** Dokumentauszug **
----------

Weder Sell noch Gerber haben die Plakate geschrieben, dennoch teilen sie deren Aussage. Als sie sich gerade vor einem der Schilder fotografieren lassen, kommt ein junger Mann auf dem Fahrrad herangebraust. „Ich stell' mich auch mit aufs Bild. Hab' auch keine Dusche!“, ruft er.

Der Radfahrer heißt Eduard Fast und wohnt seit fünf Jahren im Notwohngebiet. Wie das sein kann? Der 32-Jährige zuckt mit den Schultern. „Hab' nicht alles richtig gemacht im Leben.“ Auf Nachfrage berichtet er, dass sein Vater gestorben ist, als er 13 Jahre alt war. „Ich habe die Schule geschmissen, keinen Abschluss gemacht, zehn Jahre lang als Möbelpacker gearbeitet, auch Abbruch und Montage.“ Angemeldet? „Schwarz.“

Derzeit ist der junge Mann arbeitslos. In seiner Wohnung gibt es nur kaltes Wasser, eine Dusche hat auch er nicht. „Das ist schon übel, wenn man sich nicht so pflegen kann, wie man möchte.“ Die beiden älteren Männer nicken. Sie sind sich einig: Wenn es zumindest Etagenduschen gäbe, wäre das schon ein Fortschritt.

Anträge helfen nicht weiter

Andrea Schmidt kennt hier so gut wie jeden – und jeder kennt sie. Seit vielen Jahren hilft die ödp-Stadträtin wo sie kann. Auch im Stadtrat hat sie schon oft die Stimme für die „Notwohner“ erhoben. So hat sie zum Beispiel schon 2012 beantragt, dass die Stadt sich im Gesamten mit sozialem Wohnraum befassen müsse. „Es gäbe sicher auch andere städtische Wohnungen als die in der Egerländer Straße 22 bis 26 und am Tannenberg 37.“ Doch bisher ist nicht viel passiert. „Man will die Leute aus dem Blickfeld halten“, mutmaßt Schmidt.

----------

** Gespeicherte Datensätze **
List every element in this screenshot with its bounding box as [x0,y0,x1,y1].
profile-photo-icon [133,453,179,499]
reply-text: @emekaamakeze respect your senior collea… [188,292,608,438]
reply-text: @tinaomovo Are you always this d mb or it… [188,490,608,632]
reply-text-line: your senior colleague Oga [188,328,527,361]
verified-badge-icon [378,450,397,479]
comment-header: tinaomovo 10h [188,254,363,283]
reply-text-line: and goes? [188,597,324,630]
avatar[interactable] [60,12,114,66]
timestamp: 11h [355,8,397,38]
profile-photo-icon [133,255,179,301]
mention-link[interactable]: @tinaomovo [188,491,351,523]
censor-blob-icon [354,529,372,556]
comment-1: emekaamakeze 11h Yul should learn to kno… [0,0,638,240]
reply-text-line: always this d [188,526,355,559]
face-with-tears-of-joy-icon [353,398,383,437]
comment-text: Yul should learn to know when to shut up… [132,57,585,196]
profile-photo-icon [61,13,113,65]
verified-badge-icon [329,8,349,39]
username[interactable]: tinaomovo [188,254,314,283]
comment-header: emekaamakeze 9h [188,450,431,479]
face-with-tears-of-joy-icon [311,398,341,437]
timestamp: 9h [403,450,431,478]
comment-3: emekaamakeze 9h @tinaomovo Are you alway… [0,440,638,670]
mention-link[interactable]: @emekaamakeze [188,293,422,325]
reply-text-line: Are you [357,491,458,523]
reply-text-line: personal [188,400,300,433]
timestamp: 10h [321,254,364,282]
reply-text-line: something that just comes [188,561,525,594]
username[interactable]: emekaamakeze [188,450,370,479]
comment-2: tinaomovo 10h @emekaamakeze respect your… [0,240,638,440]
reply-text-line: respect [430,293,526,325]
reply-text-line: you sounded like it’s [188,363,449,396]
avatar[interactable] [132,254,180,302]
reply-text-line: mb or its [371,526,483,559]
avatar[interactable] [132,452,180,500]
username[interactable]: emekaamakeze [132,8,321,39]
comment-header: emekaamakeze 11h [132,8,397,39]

----------

** Aufgaben **
1. Nenne alle Personen, die im Dokumentauszug mit Namen vorkommen.
2. Ändere die Datensätze vom Anfang bis einschließlich der Zeile mit „profile-photo-icon [61,13,113,65]“, indem du „reply-text-line“ durch „antwort-zeile“ ersetzt. Gib nur diese Zeilen vollständig wieder, sonst unverändert.

** Lösungen je Aufgabe **
1. Sell, Gerber, Eduard Fast, Andrea Schmidt

2.
List every element in this screenshot with its bounding box as [x0,y0,x1,y1].
profile-photo-icon [133,453,179,499]
reply-text: @emekaamakeze respect your senior collea… [188,292,608,438]
reply-text: @tinaomovo Are you always this d mb or it… [188,490,608,632]
antwort-zeile: your senior colleague Oga [188,328,527,361]
verified-badge-icon [378,450,397,479]
comment-header: tinaomovo 10h [188,254,363,283]
antwort-zeile: and goes? [188,597,324,630]
avatar[interactable] [60,12,114,66]
timestamp: 11h [355,8,397,38]
profile-photo-icon [133,255,179,301]
mention-link[interactable]: @tinaomovo [188,491,351,523]
censor-blob-icon [354,529,372,556]
comment-1: emekaamakeze 11h Yul should learn to kno… [0,0,638,240]
antwort-zeile: always this d [188,526,355,559]
face-with-tears-of-joy-icon [353,398,383,437]
comment-text: Yul should learn to know when to shut up… [132,57,585,196]
profile-photo-icon [61,13,113,65]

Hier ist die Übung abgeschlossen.